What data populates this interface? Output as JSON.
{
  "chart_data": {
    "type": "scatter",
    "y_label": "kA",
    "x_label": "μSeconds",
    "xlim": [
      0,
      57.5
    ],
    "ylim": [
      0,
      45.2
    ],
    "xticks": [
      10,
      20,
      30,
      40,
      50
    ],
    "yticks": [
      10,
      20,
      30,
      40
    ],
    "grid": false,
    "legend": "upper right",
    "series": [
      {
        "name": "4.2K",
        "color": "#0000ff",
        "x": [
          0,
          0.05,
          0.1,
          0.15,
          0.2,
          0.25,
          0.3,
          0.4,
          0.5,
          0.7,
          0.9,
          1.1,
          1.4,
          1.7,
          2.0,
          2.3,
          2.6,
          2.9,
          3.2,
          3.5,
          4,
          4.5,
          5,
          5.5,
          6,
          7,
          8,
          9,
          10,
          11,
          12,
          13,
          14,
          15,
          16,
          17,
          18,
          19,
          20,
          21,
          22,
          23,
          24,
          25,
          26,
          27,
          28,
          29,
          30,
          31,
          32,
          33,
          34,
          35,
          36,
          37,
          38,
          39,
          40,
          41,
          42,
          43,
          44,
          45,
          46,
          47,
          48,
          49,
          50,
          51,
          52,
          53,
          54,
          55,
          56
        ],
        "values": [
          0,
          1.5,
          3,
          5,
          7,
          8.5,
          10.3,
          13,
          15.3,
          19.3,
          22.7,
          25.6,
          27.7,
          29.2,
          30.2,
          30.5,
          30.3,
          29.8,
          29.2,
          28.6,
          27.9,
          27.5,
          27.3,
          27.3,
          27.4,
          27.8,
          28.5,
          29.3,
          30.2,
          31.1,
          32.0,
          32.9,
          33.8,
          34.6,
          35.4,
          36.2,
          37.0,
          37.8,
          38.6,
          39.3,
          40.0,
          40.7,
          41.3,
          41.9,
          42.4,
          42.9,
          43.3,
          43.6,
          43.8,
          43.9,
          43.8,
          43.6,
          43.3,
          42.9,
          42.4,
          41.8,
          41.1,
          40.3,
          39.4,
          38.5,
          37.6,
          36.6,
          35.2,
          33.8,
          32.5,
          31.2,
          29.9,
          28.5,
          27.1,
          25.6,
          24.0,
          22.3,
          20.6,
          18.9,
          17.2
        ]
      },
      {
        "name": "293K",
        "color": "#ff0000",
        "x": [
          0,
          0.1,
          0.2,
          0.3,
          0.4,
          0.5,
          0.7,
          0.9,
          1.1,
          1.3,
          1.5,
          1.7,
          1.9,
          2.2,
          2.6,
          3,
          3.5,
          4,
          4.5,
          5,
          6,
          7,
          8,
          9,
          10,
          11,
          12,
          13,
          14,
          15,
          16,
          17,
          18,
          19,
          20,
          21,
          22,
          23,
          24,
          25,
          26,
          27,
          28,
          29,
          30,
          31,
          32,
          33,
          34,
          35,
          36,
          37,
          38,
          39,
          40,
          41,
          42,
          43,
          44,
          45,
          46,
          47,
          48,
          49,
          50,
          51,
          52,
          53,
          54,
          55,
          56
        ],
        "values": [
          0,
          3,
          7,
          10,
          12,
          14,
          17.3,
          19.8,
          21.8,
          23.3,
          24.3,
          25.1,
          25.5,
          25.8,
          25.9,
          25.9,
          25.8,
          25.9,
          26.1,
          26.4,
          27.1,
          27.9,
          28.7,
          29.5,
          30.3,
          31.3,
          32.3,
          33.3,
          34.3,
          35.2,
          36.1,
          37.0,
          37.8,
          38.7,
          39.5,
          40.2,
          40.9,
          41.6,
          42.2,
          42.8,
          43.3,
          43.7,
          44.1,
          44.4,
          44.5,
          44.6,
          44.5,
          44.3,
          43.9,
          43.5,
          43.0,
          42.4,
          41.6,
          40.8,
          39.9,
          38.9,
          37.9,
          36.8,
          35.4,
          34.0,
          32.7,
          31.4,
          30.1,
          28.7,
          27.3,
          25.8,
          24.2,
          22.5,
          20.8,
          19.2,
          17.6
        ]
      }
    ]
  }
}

==================================================

Task requirements: Type out all of the material again, word for word.

Worked answer:
What data populates this interface? Output as JSON.
{
  "chart_data": {
    "type": "scatter",
    "y_label": "kA",
    "x_label": "μSeconds",
    "xlim": [
      0,
      57.5
    ],
    "ylim": [
      0,
      45.2
    ],
    "xticks": [
      10,
      20,
      30,
      40,
      50
    ],
    "yticks": [
      10,
      20,
      30,
      40
    ],
    "grid": false,
    "legend": "upper right",
    "series": [
      {
        "name": "4.2K",
        "color": "#0000ff",
        "x": [
          0,
          0.05,
          0.1,
          0.15,
          0.2,
          0.25,
          0.3,
          0.4,
          0.5,
          0.7,
          0.9,
          1.1,
          1.4,
          1.7,
          2.0,
          2.3,
          2.6,
          2.9,
          3.2,
          3.5,
          4,
          4.5,
          5,
          5.5,
          6,
          7,
          8,
          9,
          10,
          11,
          12,
          13,
          14,
          15,
          16,
          17,
          18,
          19,
          20,
          21,
          22,
          23,
          24,
          25,
          26,
          27,
          28,
          29,
          30,
          31,
          32,
          33,
          34,
          35,
          36,
          37,
          38,
          39,
          40,
          41,
          42,
          43,
          44,
          45,
          46,
          47,
          48,
          49,
          50,
          51,
          52,
          53,
          54,
          55,
          56
        ],
        "values": [
          0,
          1.5,
          3,
          5,
          7,
          8.5,
          10.3,
          13,
          15.3,
          19.3,
          22.7,
          25.6,
          27.7,
          29.2,
          30.2,
          30.5,
          30.3,
          29.8,
          29.2,
          28.6,
          27.9,
          27.5,
          27.3,
          27.3,
          27.4,
          27.8,
          28.5,
          29.3,
          30.2,
          31.1,
          32.0,
          32.9,
          33.8,
          34.6,
          35.4,
          36.2,
          37.0,
          37.8,
          38.6,
          39.3,
          40.0,
          40.7,
          41.3,
          41.9,
          42.4,
          42.9,
          43.3,
          43.6,
          43.8,
          43.9,
          43.8,
          43.6,
          43.3,
          42.9,
          42.4,
          41.8,
          41.1,
          40.3,
          39.4,
          38.5,
          37.6,
          36.6,
          35.2,
          33.8,
          32.5,
          31.2,
          29.9,
          28.5,
          27.1,
          25.6,
          24.0,
          22.3,
          20.6,
          18.9,
          17.2
        ]
      },
      {
        "name": "293K",
        "color": "#ff0000",
        "x": [
          0,
          0.1,
          0.2,
          0.3,
          0.4,
          0.5,
          0.7,
          0.9,
          1.1,
          1.3,
          1.5,
          1.7,
          1.9,
          2.2,
          2.6,
          3,
          3.5,
          4,
          4.5,
          5,
          6,
          7,
          8,
          9,
          10,
          11,
          12,
          13,
          14,
          15,
          16,
          17,
          18,
          19,
          20,
          21,
          22,
          23,
          24,
          25,
          26,
          27,
          28,
          29,
          30,
          31,
          32,
          33,
          34,
          35,
          36,
          37,
          38,
          39,
          40,
          41,
          42,
          43,
          44,
          45,
          46,
          47,
          48,
          49,
          50,
          51,
          52,
          53,
          54,
          55,
          56
        ],
        "values": [
          0,
          3,
          7,
          10,
          12,
          14,
          17.3,
          19.8,
          21.8,
          23.3,
          24.3,
          25.1,
          25.5,
          25.8,
          25.9,
          25.9,
          25.8,
          25.9,
          26.1,
          26.4,
          27.1,
          27.9,
          28.7,
          29.5,
          30.3,
          31.3,
          32.3,
          33.3,
          34.3,
          35.2,
          36.1,
          37.0,
          37.8,
          38.7,
          39.5,
          40.2,
          40.9,
          41.6,
          42.2,
          42.8,
          43.3,
          43.7,
          44.1,
          44.4,
          44.5,
          44.6,
          44.5,
          44.3,
          43.9,
          43.5,
          43.0,
          42.4,
          41.6,
          40.8,
          39.9,
          38.9,
          37.9,
          36.8,
          35.4,
          34.0,
          32.7,
          31.4,
          30.1,
          28.7,
          27.3,
          25.8,
          24.2,
          22.5,
          20.8,
          19.2,
          17.6
        ]
      }
    ]
  }
}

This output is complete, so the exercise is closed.